Task brief
What lines of the data hold the string "salinity"? Pull each one out.

Records
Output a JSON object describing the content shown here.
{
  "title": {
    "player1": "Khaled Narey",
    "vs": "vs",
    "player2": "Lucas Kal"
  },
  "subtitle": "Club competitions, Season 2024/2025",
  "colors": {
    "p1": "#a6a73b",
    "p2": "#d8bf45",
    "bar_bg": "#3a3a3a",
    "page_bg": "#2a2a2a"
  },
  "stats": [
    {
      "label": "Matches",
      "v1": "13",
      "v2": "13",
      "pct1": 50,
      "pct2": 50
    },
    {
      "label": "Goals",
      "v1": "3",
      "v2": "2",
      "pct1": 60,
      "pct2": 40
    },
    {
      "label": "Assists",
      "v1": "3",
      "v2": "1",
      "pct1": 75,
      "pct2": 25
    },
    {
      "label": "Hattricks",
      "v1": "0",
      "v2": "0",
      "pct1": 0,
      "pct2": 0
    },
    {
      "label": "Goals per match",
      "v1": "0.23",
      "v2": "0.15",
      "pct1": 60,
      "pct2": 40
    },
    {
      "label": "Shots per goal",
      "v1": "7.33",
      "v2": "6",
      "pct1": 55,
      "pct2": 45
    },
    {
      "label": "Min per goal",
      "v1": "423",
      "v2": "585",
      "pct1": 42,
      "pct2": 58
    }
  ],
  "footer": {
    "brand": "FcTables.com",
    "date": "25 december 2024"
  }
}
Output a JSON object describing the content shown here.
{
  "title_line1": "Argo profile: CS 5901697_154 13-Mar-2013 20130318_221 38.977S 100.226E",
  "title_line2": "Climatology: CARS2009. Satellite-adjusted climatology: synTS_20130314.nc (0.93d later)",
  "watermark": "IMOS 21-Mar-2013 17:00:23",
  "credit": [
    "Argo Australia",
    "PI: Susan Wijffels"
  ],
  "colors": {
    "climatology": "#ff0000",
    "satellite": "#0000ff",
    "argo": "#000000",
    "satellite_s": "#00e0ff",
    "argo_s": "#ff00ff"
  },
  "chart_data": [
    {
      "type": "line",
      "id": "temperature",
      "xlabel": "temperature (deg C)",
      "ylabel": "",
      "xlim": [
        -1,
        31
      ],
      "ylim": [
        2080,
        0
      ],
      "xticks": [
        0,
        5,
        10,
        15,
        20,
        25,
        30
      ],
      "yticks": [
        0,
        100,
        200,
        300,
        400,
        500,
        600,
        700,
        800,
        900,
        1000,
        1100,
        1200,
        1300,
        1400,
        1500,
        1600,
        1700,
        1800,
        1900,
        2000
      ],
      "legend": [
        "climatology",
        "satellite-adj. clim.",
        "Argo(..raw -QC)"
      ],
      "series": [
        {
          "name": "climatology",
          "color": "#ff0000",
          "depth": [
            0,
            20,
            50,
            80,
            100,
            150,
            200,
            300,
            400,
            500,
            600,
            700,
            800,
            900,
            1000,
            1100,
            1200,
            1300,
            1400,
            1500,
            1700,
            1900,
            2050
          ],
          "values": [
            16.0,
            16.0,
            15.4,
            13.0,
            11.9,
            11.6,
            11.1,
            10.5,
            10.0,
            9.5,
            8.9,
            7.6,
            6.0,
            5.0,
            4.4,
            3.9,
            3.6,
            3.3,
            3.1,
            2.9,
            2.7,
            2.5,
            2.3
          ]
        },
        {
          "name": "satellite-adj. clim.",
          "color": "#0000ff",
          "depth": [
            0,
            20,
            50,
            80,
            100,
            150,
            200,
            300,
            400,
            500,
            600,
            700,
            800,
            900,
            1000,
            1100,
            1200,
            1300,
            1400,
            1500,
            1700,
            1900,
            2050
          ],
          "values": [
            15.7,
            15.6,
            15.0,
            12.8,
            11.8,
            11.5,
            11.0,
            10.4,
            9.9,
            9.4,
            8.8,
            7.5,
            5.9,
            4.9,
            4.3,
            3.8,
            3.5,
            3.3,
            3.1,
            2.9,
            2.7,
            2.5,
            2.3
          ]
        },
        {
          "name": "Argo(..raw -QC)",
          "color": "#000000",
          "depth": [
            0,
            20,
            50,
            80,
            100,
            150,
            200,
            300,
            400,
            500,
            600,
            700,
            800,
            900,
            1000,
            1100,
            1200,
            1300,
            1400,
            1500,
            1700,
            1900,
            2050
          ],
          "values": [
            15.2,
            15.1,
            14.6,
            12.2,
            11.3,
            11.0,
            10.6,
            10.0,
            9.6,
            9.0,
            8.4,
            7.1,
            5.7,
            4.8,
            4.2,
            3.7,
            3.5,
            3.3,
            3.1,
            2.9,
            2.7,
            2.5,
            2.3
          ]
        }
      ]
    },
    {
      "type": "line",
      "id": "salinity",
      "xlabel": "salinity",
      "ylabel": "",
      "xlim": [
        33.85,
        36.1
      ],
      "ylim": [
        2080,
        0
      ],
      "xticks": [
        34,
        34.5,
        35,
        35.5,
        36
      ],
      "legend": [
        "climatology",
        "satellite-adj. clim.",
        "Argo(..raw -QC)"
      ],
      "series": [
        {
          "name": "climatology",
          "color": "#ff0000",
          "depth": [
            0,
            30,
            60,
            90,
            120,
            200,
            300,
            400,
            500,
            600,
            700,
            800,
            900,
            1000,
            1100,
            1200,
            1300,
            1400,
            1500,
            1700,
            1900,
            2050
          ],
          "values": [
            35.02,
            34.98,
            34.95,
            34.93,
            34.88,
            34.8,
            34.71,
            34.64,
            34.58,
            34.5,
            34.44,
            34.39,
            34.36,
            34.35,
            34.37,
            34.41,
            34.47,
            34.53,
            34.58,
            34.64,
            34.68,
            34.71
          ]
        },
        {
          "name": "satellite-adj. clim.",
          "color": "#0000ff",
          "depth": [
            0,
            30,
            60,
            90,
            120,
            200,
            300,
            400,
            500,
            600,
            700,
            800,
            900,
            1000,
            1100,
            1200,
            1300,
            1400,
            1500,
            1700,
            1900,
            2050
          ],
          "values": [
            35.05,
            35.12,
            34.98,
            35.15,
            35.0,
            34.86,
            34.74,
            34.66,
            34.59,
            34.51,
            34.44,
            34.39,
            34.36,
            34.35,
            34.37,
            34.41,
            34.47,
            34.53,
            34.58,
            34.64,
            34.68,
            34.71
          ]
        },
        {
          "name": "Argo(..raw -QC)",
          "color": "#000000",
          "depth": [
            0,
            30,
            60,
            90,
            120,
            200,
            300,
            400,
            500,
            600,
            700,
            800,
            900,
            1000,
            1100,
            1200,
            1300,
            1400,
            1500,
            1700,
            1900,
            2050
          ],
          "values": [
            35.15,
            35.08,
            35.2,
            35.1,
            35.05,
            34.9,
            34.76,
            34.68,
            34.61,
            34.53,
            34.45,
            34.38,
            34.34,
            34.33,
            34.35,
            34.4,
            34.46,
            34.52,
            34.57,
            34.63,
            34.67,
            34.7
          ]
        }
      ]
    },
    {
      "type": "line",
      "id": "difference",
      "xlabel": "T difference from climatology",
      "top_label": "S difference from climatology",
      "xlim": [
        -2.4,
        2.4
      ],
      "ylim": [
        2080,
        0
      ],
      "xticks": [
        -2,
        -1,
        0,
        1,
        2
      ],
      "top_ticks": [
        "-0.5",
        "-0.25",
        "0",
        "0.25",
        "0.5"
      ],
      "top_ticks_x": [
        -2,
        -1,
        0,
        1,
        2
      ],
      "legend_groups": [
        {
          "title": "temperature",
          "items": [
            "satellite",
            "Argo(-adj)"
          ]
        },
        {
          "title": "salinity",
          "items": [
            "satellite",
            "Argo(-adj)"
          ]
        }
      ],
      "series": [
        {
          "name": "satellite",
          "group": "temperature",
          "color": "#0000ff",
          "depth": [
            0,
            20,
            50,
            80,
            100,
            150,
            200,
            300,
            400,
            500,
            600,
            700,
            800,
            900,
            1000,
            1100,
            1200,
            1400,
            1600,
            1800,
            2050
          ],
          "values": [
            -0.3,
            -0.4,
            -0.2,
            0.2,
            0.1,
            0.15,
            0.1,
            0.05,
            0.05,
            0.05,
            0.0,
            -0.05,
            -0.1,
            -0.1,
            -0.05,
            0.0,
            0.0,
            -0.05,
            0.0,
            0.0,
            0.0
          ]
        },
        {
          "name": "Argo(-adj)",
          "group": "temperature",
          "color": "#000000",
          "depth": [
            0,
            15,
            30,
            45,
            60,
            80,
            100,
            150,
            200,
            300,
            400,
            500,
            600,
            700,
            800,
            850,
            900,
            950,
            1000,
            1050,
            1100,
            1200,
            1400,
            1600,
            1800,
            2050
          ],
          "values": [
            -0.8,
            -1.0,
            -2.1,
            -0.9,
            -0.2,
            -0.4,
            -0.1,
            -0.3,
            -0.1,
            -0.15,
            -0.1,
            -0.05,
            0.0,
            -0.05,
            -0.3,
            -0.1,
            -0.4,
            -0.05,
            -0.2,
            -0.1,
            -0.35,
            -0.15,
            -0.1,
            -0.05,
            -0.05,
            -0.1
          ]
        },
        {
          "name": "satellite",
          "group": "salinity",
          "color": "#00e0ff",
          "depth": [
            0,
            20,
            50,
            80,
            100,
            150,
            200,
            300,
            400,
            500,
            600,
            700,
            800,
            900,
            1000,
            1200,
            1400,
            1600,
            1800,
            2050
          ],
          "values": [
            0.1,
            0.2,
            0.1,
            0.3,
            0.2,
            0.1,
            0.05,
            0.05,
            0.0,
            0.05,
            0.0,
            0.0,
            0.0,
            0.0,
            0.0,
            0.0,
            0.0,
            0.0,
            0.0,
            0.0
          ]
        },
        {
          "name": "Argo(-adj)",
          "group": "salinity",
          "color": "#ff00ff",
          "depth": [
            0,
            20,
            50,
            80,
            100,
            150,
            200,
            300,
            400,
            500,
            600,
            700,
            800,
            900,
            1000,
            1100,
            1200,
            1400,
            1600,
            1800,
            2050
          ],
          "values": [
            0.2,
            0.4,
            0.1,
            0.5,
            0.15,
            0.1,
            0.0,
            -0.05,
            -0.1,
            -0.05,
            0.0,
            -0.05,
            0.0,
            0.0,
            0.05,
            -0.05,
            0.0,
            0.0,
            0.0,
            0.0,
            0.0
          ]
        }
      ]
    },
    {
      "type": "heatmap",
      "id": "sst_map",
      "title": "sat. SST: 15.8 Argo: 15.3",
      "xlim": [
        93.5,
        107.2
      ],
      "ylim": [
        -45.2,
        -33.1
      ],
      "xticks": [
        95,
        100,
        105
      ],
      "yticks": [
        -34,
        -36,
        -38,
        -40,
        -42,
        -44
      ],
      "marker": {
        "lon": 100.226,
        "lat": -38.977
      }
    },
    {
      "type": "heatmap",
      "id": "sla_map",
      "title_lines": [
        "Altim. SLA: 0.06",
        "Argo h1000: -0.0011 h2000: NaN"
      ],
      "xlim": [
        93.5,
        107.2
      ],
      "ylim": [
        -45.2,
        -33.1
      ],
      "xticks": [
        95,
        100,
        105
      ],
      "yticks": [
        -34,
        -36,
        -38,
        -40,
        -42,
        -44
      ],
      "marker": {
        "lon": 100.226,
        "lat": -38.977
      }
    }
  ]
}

Response below
      "id": "salinity",
      "xlabel": "salinity",
          "title": "salinity",
          "group": "salinity",
          "group": "salinity",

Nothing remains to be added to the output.